# Start of Data to process

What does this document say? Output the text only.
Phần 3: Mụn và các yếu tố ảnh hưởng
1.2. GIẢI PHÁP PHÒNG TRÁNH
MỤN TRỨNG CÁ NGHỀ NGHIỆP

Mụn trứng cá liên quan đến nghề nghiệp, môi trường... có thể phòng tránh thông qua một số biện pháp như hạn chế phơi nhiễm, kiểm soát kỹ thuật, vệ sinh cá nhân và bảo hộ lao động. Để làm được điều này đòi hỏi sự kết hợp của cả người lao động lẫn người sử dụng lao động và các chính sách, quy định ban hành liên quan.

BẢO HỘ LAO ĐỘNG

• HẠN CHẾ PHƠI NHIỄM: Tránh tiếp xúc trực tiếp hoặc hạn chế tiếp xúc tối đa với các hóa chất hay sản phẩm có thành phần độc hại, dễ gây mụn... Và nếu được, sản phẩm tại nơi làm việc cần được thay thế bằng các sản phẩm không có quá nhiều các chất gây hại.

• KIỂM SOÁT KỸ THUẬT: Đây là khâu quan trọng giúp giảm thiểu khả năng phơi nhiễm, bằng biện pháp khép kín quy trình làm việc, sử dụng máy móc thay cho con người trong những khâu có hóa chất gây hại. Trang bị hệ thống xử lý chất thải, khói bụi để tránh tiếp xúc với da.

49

# End of Data to process
# Start of Data to process

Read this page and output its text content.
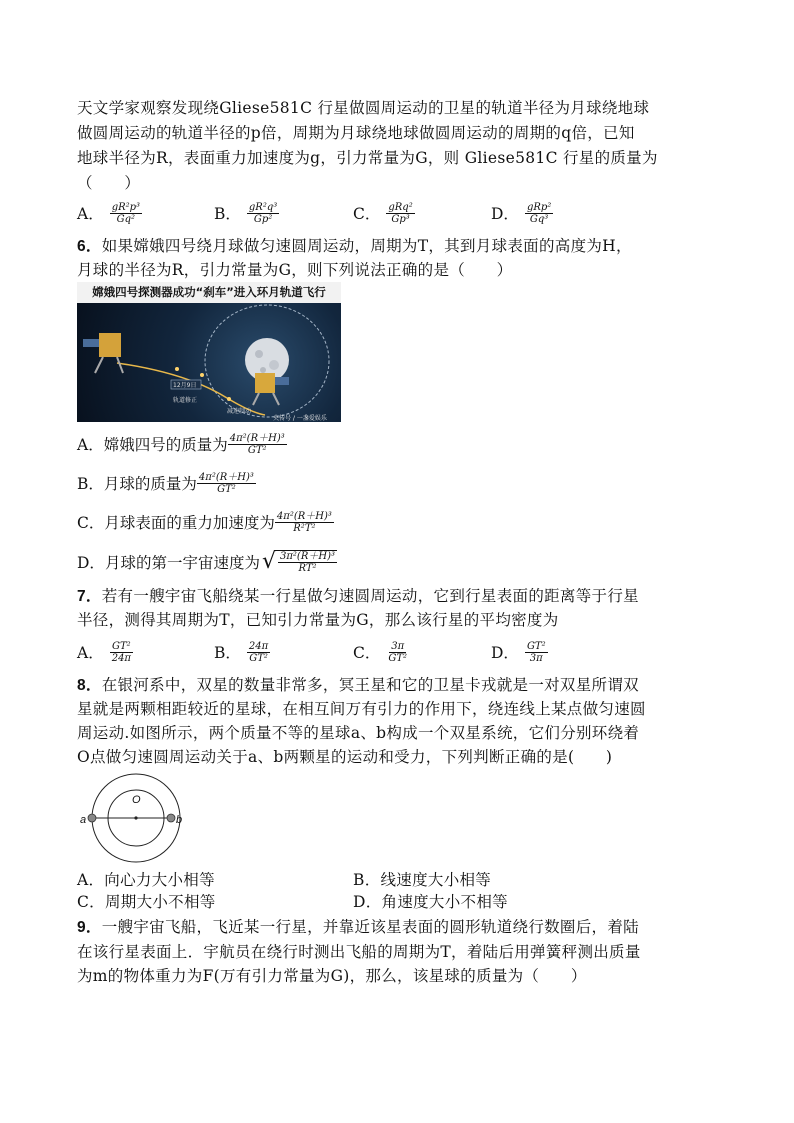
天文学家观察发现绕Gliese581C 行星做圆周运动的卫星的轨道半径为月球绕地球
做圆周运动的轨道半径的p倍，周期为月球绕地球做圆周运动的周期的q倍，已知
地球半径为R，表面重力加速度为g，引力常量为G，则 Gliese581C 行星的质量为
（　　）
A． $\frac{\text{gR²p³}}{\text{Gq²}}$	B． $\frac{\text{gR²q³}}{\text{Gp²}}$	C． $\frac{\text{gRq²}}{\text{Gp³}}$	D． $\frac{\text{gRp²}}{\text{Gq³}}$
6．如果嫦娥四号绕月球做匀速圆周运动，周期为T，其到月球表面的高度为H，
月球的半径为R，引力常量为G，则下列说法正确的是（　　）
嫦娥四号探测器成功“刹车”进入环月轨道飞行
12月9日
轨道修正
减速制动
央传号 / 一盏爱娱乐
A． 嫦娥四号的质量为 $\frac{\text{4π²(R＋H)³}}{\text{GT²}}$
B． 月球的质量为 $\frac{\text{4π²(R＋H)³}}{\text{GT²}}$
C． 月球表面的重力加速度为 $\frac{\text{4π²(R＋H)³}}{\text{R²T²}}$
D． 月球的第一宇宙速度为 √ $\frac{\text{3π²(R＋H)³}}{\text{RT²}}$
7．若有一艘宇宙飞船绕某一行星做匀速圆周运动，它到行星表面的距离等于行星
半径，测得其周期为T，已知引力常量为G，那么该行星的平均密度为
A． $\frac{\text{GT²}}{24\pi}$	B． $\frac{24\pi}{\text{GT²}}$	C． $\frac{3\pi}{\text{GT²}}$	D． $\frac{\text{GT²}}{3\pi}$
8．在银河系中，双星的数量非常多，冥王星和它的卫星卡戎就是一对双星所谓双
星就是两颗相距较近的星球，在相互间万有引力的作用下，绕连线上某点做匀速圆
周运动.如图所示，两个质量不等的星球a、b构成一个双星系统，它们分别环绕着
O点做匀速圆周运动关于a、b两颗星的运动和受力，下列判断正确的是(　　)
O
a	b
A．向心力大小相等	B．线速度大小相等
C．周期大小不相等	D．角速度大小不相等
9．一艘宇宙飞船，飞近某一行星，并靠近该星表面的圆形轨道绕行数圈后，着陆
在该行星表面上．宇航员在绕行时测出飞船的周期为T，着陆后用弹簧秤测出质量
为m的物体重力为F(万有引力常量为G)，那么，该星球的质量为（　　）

# End of Data to process

- The task -
State how many lines in the records above contain the word "this", and give only that number.

- Expected answer -
2